*Requirement*. Output an exact reproduction of the data.

======

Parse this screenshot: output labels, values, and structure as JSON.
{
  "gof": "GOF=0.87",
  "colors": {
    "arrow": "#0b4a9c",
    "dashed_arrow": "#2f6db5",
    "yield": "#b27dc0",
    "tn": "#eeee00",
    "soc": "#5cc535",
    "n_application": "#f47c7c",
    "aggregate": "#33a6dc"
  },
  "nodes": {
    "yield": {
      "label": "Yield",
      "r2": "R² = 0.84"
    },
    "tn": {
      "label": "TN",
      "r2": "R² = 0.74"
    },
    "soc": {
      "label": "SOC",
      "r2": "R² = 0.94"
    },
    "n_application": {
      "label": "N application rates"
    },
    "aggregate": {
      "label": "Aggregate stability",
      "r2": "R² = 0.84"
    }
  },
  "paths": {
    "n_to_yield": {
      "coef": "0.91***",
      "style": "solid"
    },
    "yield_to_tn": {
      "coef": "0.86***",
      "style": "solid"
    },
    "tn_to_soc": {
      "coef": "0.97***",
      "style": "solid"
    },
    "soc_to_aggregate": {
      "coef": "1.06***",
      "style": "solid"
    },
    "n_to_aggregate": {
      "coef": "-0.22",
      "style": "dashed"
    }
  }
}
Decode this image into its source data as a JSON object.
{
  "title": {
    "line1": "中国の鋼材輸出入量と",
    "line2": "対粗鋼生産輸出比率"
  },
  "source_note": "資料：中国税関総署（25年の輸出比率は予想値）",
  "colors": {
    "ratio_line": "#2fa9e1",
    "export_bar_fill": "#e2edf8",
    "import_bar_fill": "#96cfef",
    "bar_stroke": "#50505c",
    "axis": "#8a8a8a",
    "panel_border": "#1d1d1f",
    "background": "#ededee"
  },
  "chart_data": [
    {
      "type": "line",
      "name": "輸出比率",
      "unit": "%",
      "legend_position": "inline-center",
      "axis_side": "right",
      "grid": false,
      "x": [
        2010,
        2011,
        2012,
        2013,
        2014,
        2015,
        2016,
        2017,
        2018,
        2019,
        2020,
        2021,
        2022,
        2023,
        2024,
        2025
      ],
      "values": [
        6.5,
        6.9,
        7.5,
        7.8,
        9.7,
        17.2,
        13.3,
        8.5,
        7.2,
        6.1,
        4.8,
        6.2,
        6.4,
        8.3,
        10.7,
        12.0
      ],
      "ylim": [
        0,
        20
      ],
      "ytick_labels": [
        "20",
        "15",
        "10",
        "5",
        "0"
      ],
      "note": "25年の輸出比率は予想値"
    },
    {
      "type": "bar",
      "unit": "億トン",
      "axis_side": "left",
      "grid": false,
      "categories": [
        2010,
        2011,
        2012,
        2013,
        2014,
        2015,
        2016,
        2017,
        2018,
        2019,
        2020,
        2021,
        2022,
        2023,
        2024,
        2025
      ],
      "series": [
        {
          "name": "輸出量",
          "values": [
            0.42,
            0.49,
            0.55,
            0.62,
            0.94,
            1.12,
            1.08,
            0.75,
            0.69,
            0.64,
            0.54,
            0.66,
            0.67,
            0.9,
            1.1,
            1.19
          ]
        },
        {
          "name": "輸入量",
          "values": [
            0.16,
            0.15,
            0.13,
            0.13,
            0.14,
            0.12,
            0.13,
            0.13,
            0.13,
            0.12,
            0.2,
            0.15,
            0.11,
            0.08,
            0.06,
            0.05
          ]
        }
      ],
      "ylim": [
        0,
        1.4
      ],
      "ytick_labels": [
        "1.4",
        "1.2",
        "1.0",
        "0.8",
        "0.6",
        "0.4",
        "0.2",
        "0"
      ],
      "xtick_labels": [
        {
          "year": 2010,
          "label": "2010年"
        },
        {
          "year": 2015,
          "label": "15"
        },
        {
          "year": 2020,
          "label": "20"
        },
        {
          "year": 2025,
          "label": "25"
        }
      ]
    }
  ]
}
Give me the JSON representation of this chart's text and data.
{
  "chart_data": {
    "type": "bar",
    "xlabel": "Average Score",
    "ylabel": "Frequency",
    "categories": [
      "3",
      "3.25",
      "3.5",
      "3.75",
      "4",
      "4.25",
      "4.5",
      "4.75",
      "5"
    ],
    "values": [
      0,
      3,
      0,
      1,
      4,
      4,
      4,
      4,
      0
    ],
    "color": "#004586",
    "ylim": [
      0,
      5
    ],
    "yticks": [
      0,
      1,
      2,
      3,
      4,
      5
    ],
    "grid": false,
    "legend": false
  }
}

======

*Final result*.
Parse this screenshot: output labels, values, and structure as JSON.
{
  "gof": "GOF=0.87",
  "colors": {
    "arrow": "#0b4a9c",
    "dashed_arrow": "#2f6db5",
    "yield": "#b27dc0",
    "tn": "#eeee00",
    "soc": "#5cc535",
    "n_application": "#f47c7c",
    "aggregate": "#33a6dc"
  },
  "nodes": {
    "yield": {
      "label": "Yield",
      "r2": "R² = 0.84"
    },
    "tn": {
      "label": "TN",
      "r2": "R² = 0.74"
    },
    "soc": {
      "label": "SOC",
      "r2": "R² = 0.94"
    },
    "n_application": {
      "label": "N application rates"
    },
    "aggregate": {
      "label": "Aggregate stability",
      "r2": "R² = 0.84"
    }
  },
  "paths": {
    "n_to_yield": {
      "coef": "0.91***",
      "style": "solid"
    },
    "yield_to_tn": {
      "coef": "0.86***",
      "style": "solid"
    },
    "tn_to_soc": {
      "coef": "0.97***",
      "style": "solid"
    },
    "soc_to_aggregate": {
      "coef": "1.06***",
      "style": "solid"
    },
    "n_to_aggregate": {
      "coef": "-0.22",
      "style": "dashed"
    }
  }
}
Decode this image into its source data as a JSON object.
{
  "title": {
    "line1": "中国の鋼材輸出入量と",
    "line2": "対粗鋼生産輸出比率"
  },
  "source_note": "資料：中国税関総署（25年の輸出比率は予想値）",
  "colors": {
    "ratio_line": "#2fa9e1",
    "export_bar_fill": "#e2edf8",
    "import_bar_fill": "#96cfef",
    "bar_stroke": "#50505c",
    "axis": "#8a8a8a",
    "panel_border": "#1d1d1f",
    "background": "#ededee"
  },
  "chart_data": [
    {
      "type": "line",
      "name": "輸出比率",
      "unit": "%",
      "legend_position": "inline-center",
      "axis_side": "right",
      "grid": false,
      "x": [
        2010,
        2011,
        2012,
        2013,
        2014,
        2015,
        2016,
        2017,
        2018,
        2019,
        2020,
        2021,
        2022,
        2023,
        2024,
        2025
      ],
      "values": [
        6.5,
        6.9,
        7.5,
        7.8,
        9.7,
        17.2,
        13.3,
        8.5,
        7.2,
        6.1,
        4.8,
        6.2,
        6.4,
        8.3,
        10.7,
        12.0
      ],
      "ylim": [
        0,
        20
      ],
      "ytick_labels": [
        "20",
        "15",
        "10",
        "5",
        "0"
      ],
      "note": "25年の輸出比率は予想値"
    },
    {
      "type": "bar",
      "unit": "億トン",
      "axis_side": "left",
      "grid": false,
      "categories": [
        2010,
        2011,
        2012,
        2013,
        2014,
        2015,
        2016,
        2017,
        2018,
        2019,
        2020,
        2021,
        2022,
        2023,
        2024,
        2025
      ],
      "series": [
        {
          "name": "輸出量",
          "values": [
            0.42,
            0.49,
            0.55,
            0.62,
            0.94,
            1.12,
            1.08,
            0.75,
            0.69,
            0.64,
            0.54,
            0.66,
            0.67,
            0.9,
            1.1,
            1.19
          ]
        },
        {
          "name": "輸入量",
          "values": [
            0.16,
            0.15,
            0.13,
            0.13,
            0.14,
            0.12,
            0.13,
            0.13,
            0.13,
            0.12,
            0.2,
            0.15,
            0.11,
            0.08,
            0.06,
            0.05
          ]
        }
      ],
      "ylim": [
        0,
        1.4
      ],
      "ytick_labels": [
        "1.4",
        "1.2",
        "1.0",
        "0.8",
        "0.6",
        "0.4",
        "0.2",
        "0"
      ],
      "xtick_labels": [
        {
          "year": 2010,
          "label": "2010年"
        },
        {
          "year": 2015,
          "label": "15"
        },
        {
          "year": 2020,
          "label": "20"
        },
        {
          "year": 2025,
          "label": "25"
        }
      ]
    }
  ]
}
Give me the JSON representation of this chart's text and data.
{
  "chart_data": {
    "type": "bar",
    "xlabel": "Average Score",
    "ylabel": "Frequency",
    "categories": [
      "3",
      "3.25",
      "3.5",
      "3.75",
      "4",
      "4.25",
      "4.5",
      "4.75",
      "5"
    ],
    "values": [
      0,
      3,
      0,
      1,
      4,
      4,
      4,
      4,
      0
    ],
    "color": "#004586",
    "ylim": [
      0,
      5
    ],
    "yticks": [
      0,
      1,
      2,
      3,
      4,
      5
    ],
    "grid": false,
    "legend": false
  }
}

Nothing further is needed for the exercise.